REQUIREMENT —
Only the number is wanted: count the lines that contain "index".

ENTRIES SHOWN —
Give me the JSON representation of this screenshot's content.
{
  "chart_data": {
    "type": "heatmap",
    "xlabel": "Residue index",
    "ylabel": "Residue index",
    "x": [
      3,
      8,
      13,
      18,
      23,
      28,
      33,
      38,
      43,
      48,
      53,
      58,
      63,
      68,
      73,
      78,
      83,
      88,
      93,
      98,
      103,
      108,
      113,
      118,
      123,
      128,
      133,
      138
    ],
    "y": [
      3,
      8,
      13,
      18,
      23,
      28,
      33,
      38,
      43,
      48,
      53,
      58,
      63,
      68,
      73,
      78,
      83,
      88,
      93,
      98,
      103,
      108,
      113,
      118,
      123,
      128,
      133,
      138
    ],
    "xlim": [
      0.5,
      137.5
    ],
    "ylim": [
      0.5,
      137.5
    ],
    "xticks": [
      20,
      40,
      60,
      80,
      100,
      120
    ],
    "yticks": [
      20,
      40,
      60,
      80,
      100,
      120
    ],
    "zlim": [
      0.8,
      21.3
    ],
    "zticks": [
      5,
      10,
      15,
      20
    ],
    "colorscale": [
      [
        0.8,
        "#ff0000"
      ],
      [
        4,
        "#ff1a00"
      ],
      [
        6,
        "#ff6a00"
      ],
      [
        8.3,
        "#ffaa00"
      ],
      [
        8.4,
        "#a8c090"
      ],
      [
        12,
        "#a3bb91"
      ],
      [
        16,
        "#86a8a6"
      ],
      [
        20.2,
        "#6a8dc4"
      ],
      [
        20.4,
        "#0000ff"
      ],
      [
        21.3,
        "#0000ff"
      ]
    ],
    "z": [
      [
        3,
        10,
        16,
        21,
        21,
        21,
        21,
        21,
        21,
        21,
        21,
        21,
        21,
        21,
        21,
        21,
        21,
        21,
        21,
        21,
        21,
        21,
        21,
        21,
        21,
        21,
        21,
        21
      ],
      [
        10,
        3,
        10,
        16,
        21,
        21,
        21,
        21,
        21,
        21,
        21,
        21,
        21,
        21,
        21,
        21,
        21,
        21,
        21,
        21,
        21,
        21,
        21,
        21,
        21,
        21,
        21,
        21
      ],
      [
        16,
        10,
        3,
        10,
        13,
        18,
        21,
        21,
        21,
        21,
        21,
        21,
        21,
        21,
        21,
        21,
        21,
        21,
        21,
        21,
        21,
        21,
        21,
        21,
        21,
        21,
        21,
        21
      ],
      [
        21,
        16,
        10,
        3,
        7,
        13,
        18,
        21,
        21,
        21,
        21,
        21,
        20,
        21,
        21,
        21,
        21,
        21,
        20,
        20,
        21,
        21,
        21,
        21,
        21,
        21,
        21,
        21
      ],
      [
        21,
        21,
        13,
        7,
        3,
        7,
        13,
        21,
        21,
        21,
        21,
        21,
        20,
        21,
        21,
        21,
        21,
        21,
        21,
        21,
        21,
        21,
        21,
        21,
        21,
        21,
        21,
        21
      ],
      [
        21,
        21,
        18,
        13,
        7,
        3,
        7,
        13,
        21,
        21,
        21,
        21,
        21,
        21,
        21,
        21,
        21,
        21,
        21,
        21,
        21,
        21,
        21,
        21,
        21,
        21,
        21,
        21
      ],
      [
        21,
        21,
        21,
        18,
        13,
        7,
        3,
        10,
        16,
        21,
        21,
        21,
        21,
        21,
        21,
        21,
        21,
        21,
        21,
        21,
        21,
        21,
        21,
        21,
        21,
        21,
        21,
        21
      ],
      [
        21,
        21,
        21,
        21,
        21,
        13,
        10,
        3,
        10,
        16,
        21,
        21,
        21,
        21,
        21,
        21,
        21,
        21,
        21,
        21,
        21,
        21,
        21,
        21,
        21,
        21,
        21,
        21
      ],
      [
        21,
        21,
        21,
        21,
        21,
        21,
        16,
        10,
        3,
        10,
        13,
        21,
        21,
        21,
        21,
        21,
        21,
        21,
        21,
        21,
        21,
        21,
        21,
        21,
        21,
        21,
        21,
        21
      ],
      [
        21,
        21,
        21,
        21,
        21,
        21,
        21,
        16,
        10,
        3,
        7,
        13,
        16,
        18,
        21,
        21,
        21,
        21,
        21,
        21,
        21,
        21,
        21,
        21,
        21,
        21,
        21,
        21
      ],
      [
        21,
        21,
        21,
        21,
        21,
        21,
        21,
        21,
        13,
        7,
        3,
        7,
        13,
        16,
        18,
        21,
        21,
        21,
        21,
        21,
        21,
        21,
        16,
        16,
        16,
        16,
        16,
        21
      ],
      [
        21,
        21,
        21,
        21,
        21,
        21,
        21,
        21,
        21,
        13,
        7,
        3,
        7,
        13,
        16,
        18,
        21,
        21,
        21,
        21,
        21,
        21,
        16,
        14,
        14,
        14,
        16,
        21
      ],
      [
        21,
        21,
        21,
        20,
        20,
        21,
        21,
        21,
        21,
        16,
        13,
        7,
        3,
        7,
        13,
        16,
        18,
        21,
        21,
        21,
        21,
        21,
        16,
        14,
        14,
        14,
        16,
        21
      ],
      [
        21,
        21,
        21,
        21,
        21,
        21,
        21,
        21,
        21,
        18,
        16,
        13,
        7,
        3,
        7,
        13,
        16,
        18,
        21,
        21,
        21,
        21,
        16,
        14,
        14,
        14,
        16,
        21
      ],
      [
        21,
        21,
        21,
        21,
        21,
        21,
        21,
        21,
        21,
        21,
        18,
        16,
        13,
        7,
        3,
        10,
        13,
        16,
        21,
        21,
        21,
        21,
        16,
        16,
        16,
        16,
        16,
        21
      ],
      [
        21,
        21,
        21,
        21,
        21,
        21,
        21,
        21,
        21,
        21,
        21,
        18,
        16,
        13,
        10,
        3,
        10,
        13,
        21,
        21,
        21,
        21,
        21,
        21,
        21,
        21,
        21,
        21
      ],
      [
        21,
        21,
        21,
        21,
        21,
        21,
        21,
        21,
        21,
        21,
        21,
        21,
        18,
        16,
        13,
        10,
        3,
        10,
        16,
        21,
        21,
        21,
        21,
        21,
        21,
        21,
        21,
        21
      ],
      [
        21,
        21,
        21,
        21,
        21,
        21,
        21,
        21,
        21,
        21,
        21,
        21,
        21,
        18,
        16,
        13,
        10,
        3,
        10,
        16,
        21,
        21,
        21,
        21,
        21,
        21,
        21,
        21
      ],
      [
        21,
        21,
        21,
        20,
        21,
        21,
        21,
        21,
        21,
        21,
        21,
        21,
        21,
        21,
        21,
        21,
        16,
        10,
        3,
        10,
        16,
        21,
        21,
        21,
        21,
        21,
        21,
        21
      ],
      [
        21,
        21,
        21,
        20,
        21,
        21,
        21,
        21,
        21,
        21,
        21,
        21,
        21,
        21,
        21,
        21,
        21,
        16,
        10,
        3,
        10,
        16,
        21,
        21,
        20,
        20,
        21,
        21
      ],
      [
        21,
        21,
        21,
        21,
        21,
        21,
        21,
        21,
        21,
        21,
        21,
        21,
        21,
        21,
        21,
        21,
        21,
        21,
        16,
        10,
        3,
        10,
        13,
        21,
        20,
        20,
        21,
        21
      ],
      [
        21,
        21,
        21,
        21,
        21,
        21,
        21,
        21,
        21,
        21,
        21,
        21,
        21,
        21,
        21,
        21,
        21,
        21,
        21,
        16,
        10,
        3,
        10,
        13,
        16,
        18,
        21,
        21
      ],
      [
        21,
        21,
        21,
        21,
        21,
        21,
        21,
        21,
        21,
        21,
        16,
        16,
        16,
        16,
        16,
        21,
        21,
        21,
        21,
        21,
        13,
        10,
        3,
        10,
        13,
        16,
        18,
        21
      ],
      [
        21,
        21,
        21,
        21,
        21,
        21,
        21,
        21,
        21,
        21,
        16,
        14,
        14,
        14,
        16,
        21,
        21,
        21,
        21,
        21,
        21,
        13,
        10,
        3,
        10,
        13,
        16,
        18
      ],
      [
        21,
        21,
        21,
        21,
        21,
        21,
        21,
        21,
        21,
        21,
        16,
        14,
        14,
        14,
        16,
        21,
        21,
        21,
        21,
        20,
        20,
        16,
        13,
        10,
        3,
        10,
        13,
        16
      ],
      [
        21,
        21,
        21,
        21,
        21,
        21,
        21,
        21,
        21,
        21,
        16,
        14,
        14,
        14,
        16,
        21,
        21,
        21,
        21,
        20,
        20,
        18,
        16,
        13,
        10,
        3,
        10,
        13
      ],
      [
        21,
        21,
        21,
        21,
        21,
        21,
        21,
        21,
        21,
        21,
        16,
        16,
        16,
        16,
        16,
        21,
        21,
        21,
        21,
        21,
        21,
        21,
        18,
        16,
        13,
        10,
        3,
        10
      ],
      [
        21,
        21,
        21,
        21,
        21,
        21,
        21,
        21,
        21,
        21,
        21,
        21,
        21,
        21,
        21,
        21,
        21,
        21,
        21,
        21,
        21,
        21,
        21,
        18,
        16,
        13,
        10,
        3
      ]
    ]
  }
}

ANSWER FOR THE TASK —
2